WHAT YOU SHOULD DO ▸ Take the material below and retype it in full; pictures are left out.
# # # #
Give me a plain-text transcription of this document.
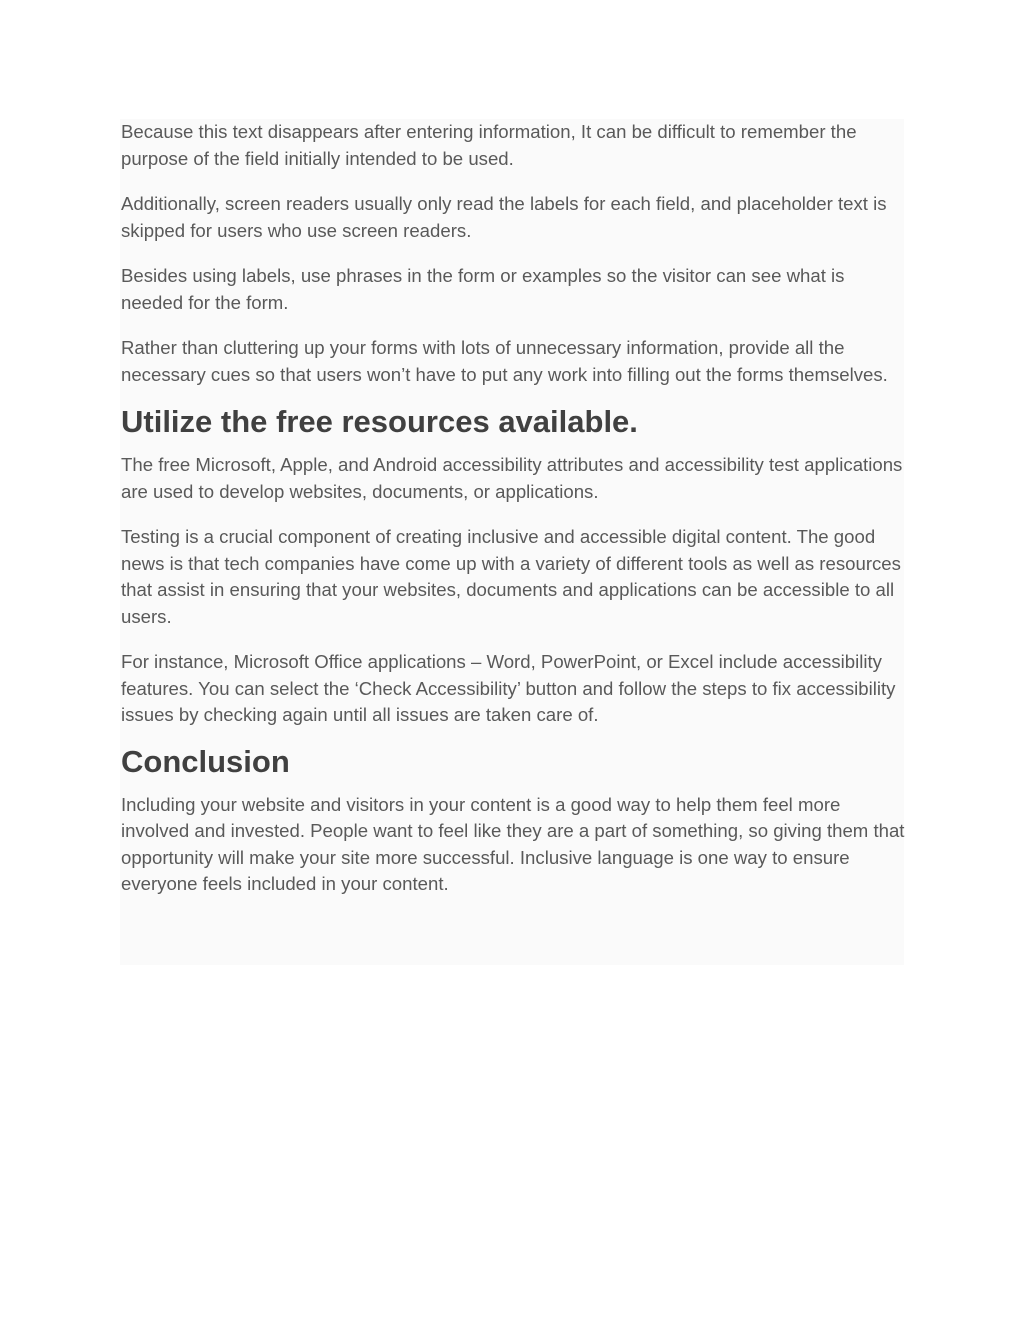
Because this text disappears after entering information, It can be difficult to remember the purpose of the field initially intended to be used.

Additionally, screen readers usually only read the labels for each field, and placeholder text is skipped for users who use screen readers.

Besides using labels, use phrases in the form or examples so the visitor can see what is needed for the form.

Rather than cluttering up your forms with lots of unnecessary information, provide all the necessary cues so that users won’t have to put any work into filling out the forms themselves.

Utilize the free resources available.

The free Microsoft, Apple, and Android accessibility attributes and accessibility test applications are used to develop websites, documents, or applications.

Testing is a crucial component of creating inclusive and accessible digital content. The good news is that tech companies have come up with a variety of different tools as well as resources that assist in ensuring that your websites, documents and applications can be accessible to all users.

For instance, Microsoft Office applications – Word, PowerPoint, or Excel include accessibility features. You can select the ‘Check Accessibility’ button and follow the steps to fix accessibility issues by checking again until all issues are taken care of.

Conclusion

Including your website and visitors in your content is a good way to help them feel more involved and invested. People want to feel like they are a part of something, so giving them that opportunity will make your site more successful. Inclusive language is one way to ensure everyone feels included in your content.
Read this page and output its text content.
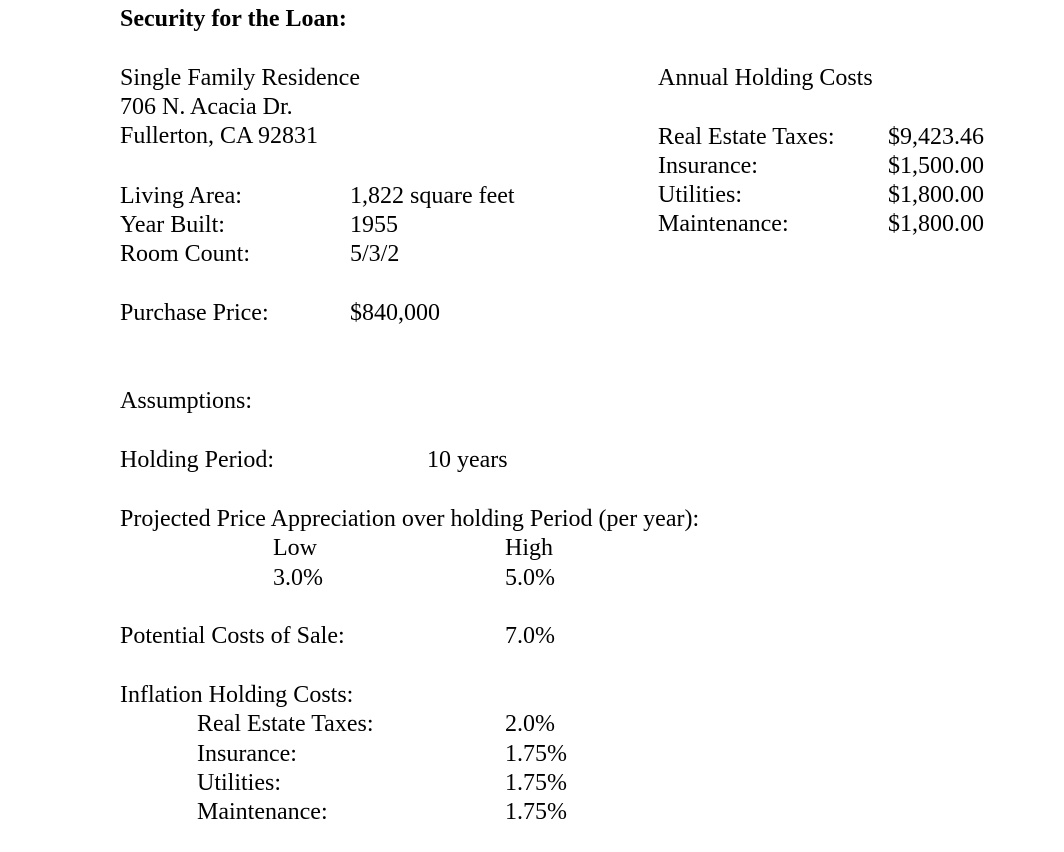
Security for the Loan:
Single Family Residence
706 N. Acacia Dr.
Fullerton, CA 92831
Living Area:	1,822 square feet
Year Built:	1955
Room Count:	5/3/2
Purchase Price:	$840,000
Annual Holding Costs
Real Estate Taxes: $9,423.46
Insurance:	$1,500.00
Utilities:	$1,800.00
Maintenance:	$1,800.00
Assumptions:
Holding Period:	10 years
Projected Price Appreciation over holding Period (per year):
Low	High
3.0%	5.0%
Potential Costs of Sale:	7.0%
Inflation Holding Costs:
Real Estate Taxes:	2.0%
Insurance:	1.75%
Utilities:	1.75%
Maintenance:	1.75%
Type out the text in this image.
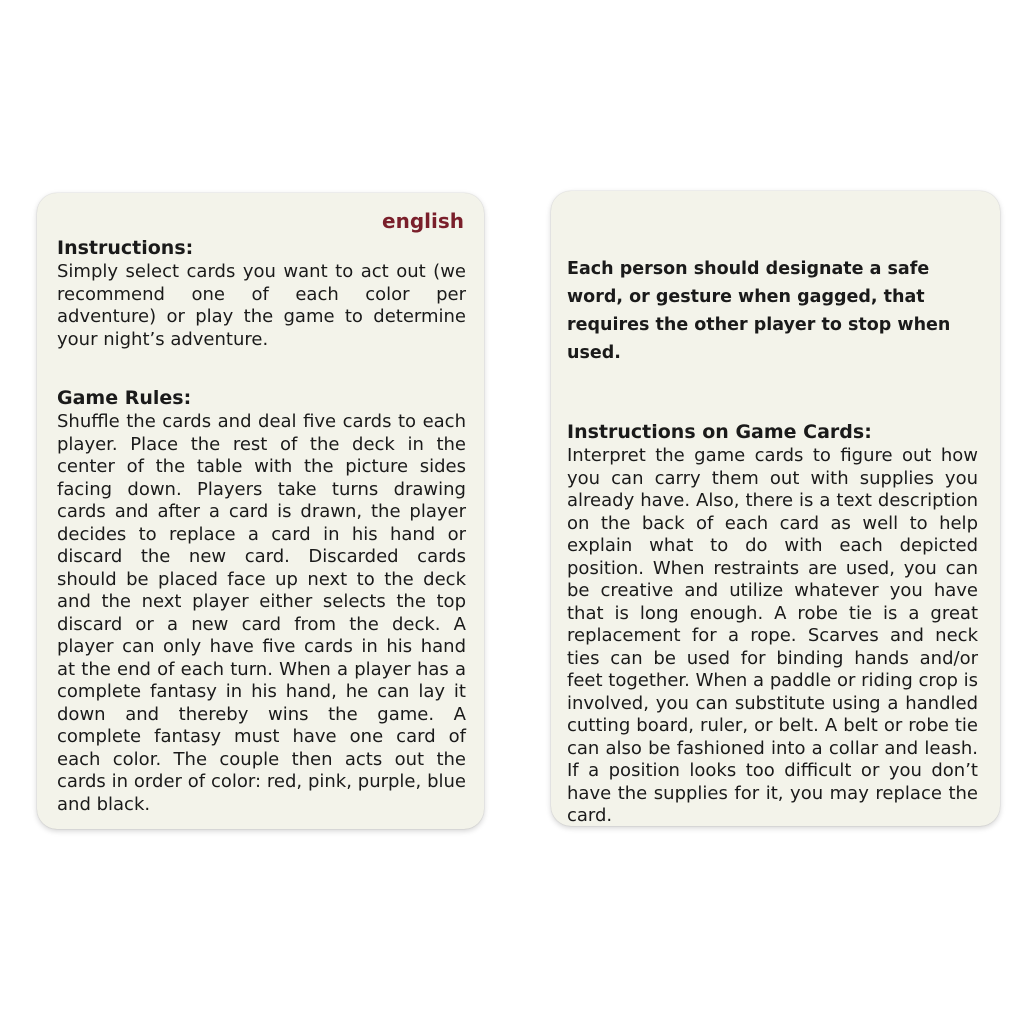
english
Instructions:

Simply select cards you want to act out (we recommend one of each color per adventure) or play the game to determine your night’s adventure.

Game Rules:

Shuffle the cards and deal five cards to each player. Place the rest of the deck in the center of the table with the picture sides facing down. Players take turns drawing cards and after a card is drawn, the player decides to replace a card in his hand or discard the new card. Discarded cards should be placed face up next to the deck and the next player either selects the top discard or a new card from the deck. A player can only have five cards in his hand at the end of each turn. When a player has a complete fantasy in his hand, he can lay it down and thereby wins the game. A complete fantasy must have one card of each color. The couple then acts out the cards in order of color: red, pink, purple, blue and black.

Each person should designate a safe word, or gesture when gagged, that requires the other player to stop when used.

Instructions on Game Cards:

Interpret the game cards to figure out how you can carry them out with supplies you already have. Also, there is a text description on the back of each card as well to help explain what to do with each depicted position. When restraints are used, you can be creative and utilize whatever you have that is long enough. A robe tie is a great replacement for a rope. Scarves and neck ties can be used for binding hands and/or feet together. When a paddle or riding crop is involved, you can substitute using a handled cutting board, ruler, or belt. A belt or robe tie can also be fashioned into a collar and leash. If a position looks too difficult or you don’t have the supplies for it, you may replace the card.
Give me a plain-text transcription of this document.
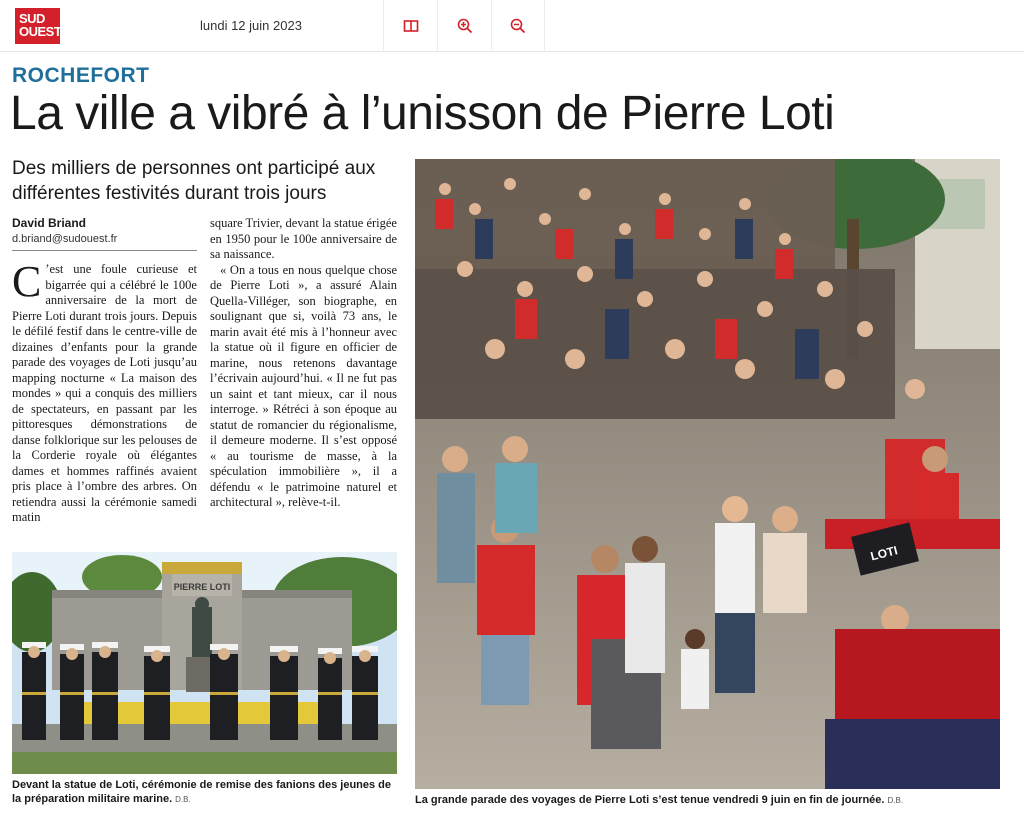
SUD
OUEST	lundi 12 juin 2023
ROCHEFORT
La ville a vibré à l’unisson de Pierre Loti
Des milliers de personnes ont participé aux différentes festivités durant trois jours
David Briand
d.briand@sudouest.fr
C ’est une foule curieuse et bigarrée qui a célébré le 100e anniversaire de la mort de Pierre Loti durant trois jours. Depuis le défilé festif dans le centre-ville de dizaines d’enfants pour la grande parade des voyages de Loti jusqu’au mapping nocturne « La maison des mondes » qui a conquis des milliers de spectateurs, en passant par les pittoresques démonstrations de danse folklorique sur les pelouses de la Corderie royale où élégantes dames et hommes raffinés avaient pris place à l’ombre des arbres. On retiendra aussi la cérémonie samedi matin

square Trivier, devant la statue érigée en 1950 pour le 100e anniversaire de sa naissance.

« On a tous en nous quelque chose de Pierre Loti », a assuré Alain Quella-Villéger, son biographe, en soulignant que si, voilà 73 ans, le marin avait été mis à l’honneur avec la statue où il figure en officier de marine, nous retenons davantage l’écrivain aujourd’hui. « Il ne fut pas un saint et tant mieux, car il nous interroge. » Rétréci à son époque au statut de romancier du régionalisme, il demeure moderne. Il s’est opposé « au tourisme de masse, à la spéculation immobilière », il a défendu « le patrimoine naturel et architectural », relève-t-il.

PIERRE LOTI
Devant la statue de Loti, cérémonie de remise des fanions des jeunes de la préparation militaire marine. D.B.
LOTI
La grande parade des voyages de Pierre Loti s’est tenue vendredi 9 juin en fin de journée. D.B.
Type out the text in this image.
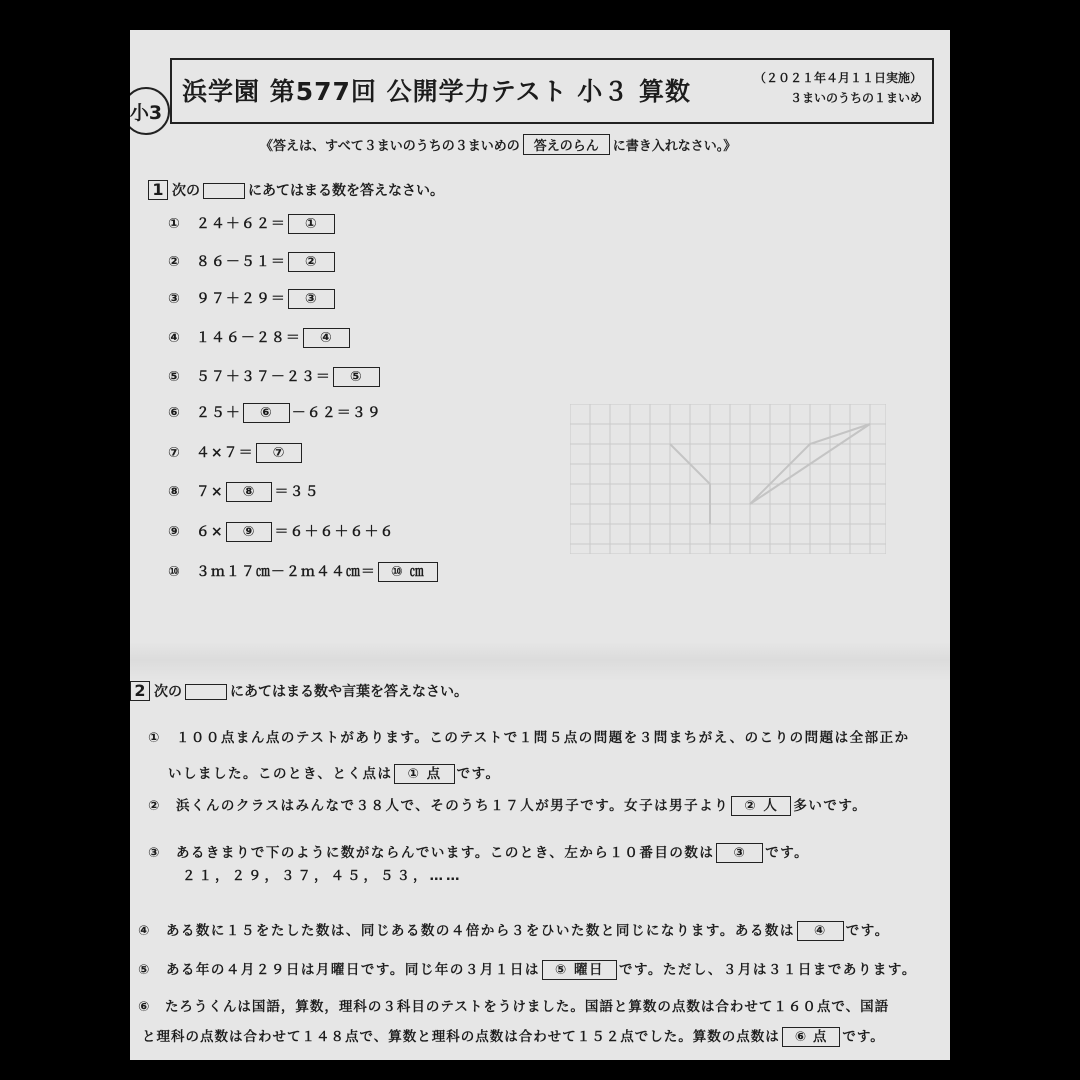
浜学園 第577回 公開学力テスト 小３ 算数	（２０２１年４月１１日実施）
３まいのうちの１まいめ
小3
《答えは、すべて３まいのうちの３まいめの 答えのらん に書き入れなさい。》
1 次の	にあてはまる数を答えなさい。
①　 ２４＋６２＝ ①
②　 ８６－５１＝ ②
③　 ９７＋２９＝ ③
④　 １４６－２８＝ ④
⑤　 ５７＋３７－２３＝ ⑤
⑥　 ２５＋ ⑥ －６２＝３９
⑦　 ４×７＝ ⑦
⑧　 ７× ⑧ ＝３５
⑨　 ６× ⑨ ＝６＋６＋６＋６
⑩　 ３ｍ１７㎝－２ｍ４４㎝＝ ⑩ ㎝
2 次の	にあてはまる数や言葉を答えなさい。
①　 １００点まん点のテストがあります。このテストで１問５点の問題を３問まちがえ、のこりの問題は全部正か
いしました。このとき、とく点は ① 点 です。
②　 浜くんのクラスはみんなで３８人で、そのうち１７人が男子です。女子は男子より ② 人 多いです。
③　 あるきまりで下のように数がならんでいます。このとき、左から１０番目の数は ③ です。
２１，２９，３７，４５，５３，……
④　 ある数に１５をたした数は、同じある数の４倍から３をひいた数と同じになります。ある数は ④ です。
⑤　 ある年の４月２９日は月曜日です。同じ年の３月１日は ⑤ 曜日 です。ただし、３月は３１日まであります。
⑥　 たろうくんは国語，算数，理科の３科目のテストをうけました。国語と算数の点数は合わせて１６０点で、国語
と理科の点数は合わせて１４８点で、算数と理科の点数は合わせて１５２点でした。算数の点数は ⑥ 点 です。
# # # #
SOLUTION TO THIS PROBLEM ▸
Give me a plain-text transcription of this document.
Because this text disappears after entering information, It can be difficult to remember the purpose of the field initially intended to be used.

Additionally, screen readers usually only read the labels for each field, and placeholder text is skipped for users who use screen readers.

Besides using labels, use phrases in the form or examples so the visitor can see what is needed for the form.

Rather than cluttering up your forms with lots of unnecessary information, provide all the necessary cues so that users won’t have to put any work into filling out the forms themselves.

Utilize the free resources available.

The free Microsoft, Apple, and Android accessibility attributes and accessibility test applications are used to develop websites, documents, or applications.

Testing is a crucial component of creating inclusive and accessible digital content. The good news is that tech companies have come up with a variety of different tools as well as resources that assist in ensuring that your websites, documents and applications can be accessible to all users.

For instance, Microsoft Office applications – Word, PowerPoint, or Excel include accessibility features. You can select the ‘Check Accessibility’ button and follow the steps to fix accessibility issues by checking again until all issues are taken care of.

Conclusion

Including your website and visitors in your content is a good way to help them feel more involved and invested. People want to feel like they are a part of something, so giving them that opportunity will make your site more successful. Inclusive language is one way to ensure everyone feels included in your content.
Read this page and output its text content.
Security for the Loan:
Single Family Residence
706 N. Acacia Dr.
Fullerton, CA 92831
Living Area:	1,822 square feet
Year Built:	1955
Room Count:	5/3/2
Purchase Price:	$840,000
Annual Holding Costs
Real Estate Taxes: $9,423.46
Insurance:	$1,500.00
Utilities:	$1,800.00
Maintenance:	$1,800.00
Assumptions:
Holding Period:	10 years
Projected Price Appreciation over holding Period (per year):
Low	High
3.0%	5.0%
Potential Costs of Sale:	7.0%
Inflation Holding Costs:
Real Estate Taxes:	2.0%
Insurance:	1.75%
Utilities:	1.75%
Maintenance:	1.75%
Type out the text in this image.
english
Instructions:

Simply select cards you want to act out (we recommend one of each color per adventure) or play the game to determine your night’s adventure.

Game Rules:

Shuffle the cards and deal five cards to each player. Place the rest of the deck in the center of the table with the picture sides facing down. Players take turns drawing cards and after a card is drawn, the player decides to replace a card in his hand or discard the new card. Discarded cards should be placed face up next to the deck and the next player either selects the top discard or a new card from the deck. A player can only have five cards in his hand at the end of each turn. When a player has a complete fantasy in his hand, he can lay it down and thereby wins the game. A complete fantasy must have one card of each color. The couple then acts out the cards in order of color: red, pink, purple, blue and black.

Each person should designate a safe word, or gesture when gagged, that requires the other player to stop when used.

Instructions on Game Cards:

Interpret the game cards to figure out how you can carry them out with supplies you already have. Also, there is a text description on the back of each card as well to help explain what to do with each depicted position. When restraints are used, you can be creative and utilize whatever you have that is long enough. A robe tie is a great replacement for a rope. Scarves and neck ties can be used for binding hands and/or feet together. When a paddle or riding crop is involved, you can substitute using a handled cutting board, ruler, or belt. A belt or robe tie can also be fashioned into a collar and leash. If a position looks too difficult or you don’t have the supplies for it, you may replace the card.
Give me a plain-text transcription of this document.
SUD
OUEST	lundi 12 juin 2023
ROCHEFORT
La ville a vibré à l’unisson de Pierre Loti
Des milliers de personnes ont participé aux différentes festivités durant trois jours
David Briand
d.briand@sudouest.fr
C ’est une foule curieuse et bigarrée qui a célébré le 100e anniversaire de la mort de Pierre Loti durant trois jours. Depuis le défilé festif dans le centre-ville de dizaines d’enfants pour la grande parade des voyages de Loti jusqu’au mapping nocturne « La maison des mondes » qui a conquis des milliers de spectateurs, en passant par les pittoresques démonstrations de danse folklorique sur les pelouses de la Corderie royale où élégantes dames et hommes raffinés avaient pris place à l’ombre des arbres. On retiendra aussi la cérémonie samedi matin

square Trivier, devant la statue érigée en 1950 pour le 100e anniversaire de sa naissance.

« On a tous en nous quelque chose de Pierre Loti », a assuré Alain Quella-Villéger, son biographe, en soulignant que si, voilà 73 ans, le marin avait été mis à l’honneur avec la statue où il figure en officier de marine, nous retenons davantage l’écrivain aujourd’hui. « Il ne fut pas un saint et tant mieux, car il nous interroge. » Rétréci à son époque au statut de romancier du régionalisme, il demeure moderne. Il s’est opposé « au tourisme de masse, à la spéculation immobilière », il a défendu « le patrimoine naturel et architectural », relève-t-il.

PIERRE LOTI
Devant la statue de Loti, cérémonie de remise des fanions des jeunes de la préparation militaire marine. D.B.
LOTI
La grande parade des voyages de Pierre Loti s’est tenue vendredi 9 juin en fin de journée. D.B.
Type out the text in this image.
浜学園 第577回 公開学力テスト 小３ 算数	（２０２１年４月１１日実施）
３まいのうちの１まいめ
小3
《答えは、すべて３まいのうちの３まいめの 答えのらん に書き入れなさい。》
1 次の	にあてはまる数を答えなさい。
①　 ２４＋６２＝ ①
②　 ８６－５１＝ ②
③　 ９７＋２９＝ ③
④　 １４６－２８＝ ④
⑤　 ５７＋３７－２３＝ ⑤
⑥　 ２５＋ ⑥ －６２＝３９
⑦　 ４×７＝ ⑦
⑧　 ７× ⑧ ＝３５
⑨　 ６× ⑨ ＝６＋６＋６＋６
⑩　 ３ｍ１７㎝－２ｍ４４㎝＝ ⑩ ㎝
2 次の	にあてはまる数や言葉を答えなさい。
①　 １００点まん点のテストがあります。このテストで１問５点の問題を３問まちがえ、のこりの問題は全部正か
いしました。このとき、とく点は ① 点 です。
②　 浜くんのクラスはみんなで３８人で、そのうち１７人が男子です。女子は男子より ② 人 多いです。
③　 あるきまりで下のように数がならんでいます。このとき、左から１０番目の数は ③ です。
２１，２９，３７，４５，５３，……
④　 ある数に１５をたした数は、同じある数の４倍から３をひいた数と同じになります。ある数は ④ です。
⑤　 ある年の４月２９日は月曜日です。同じ年の３月１日は ⑤ 曜日 です。ただし、３月は３１日まであります。
⑥　 たろうくんは国語，算数，理科の３科目のテストをうけました。国語と算数の点数は合わせて１６０点で、国語
と理科の点数は合わせて１４８点で、算数と理科の点数は合わせて１５２点でした。算数の点数は ⑥ 点 です。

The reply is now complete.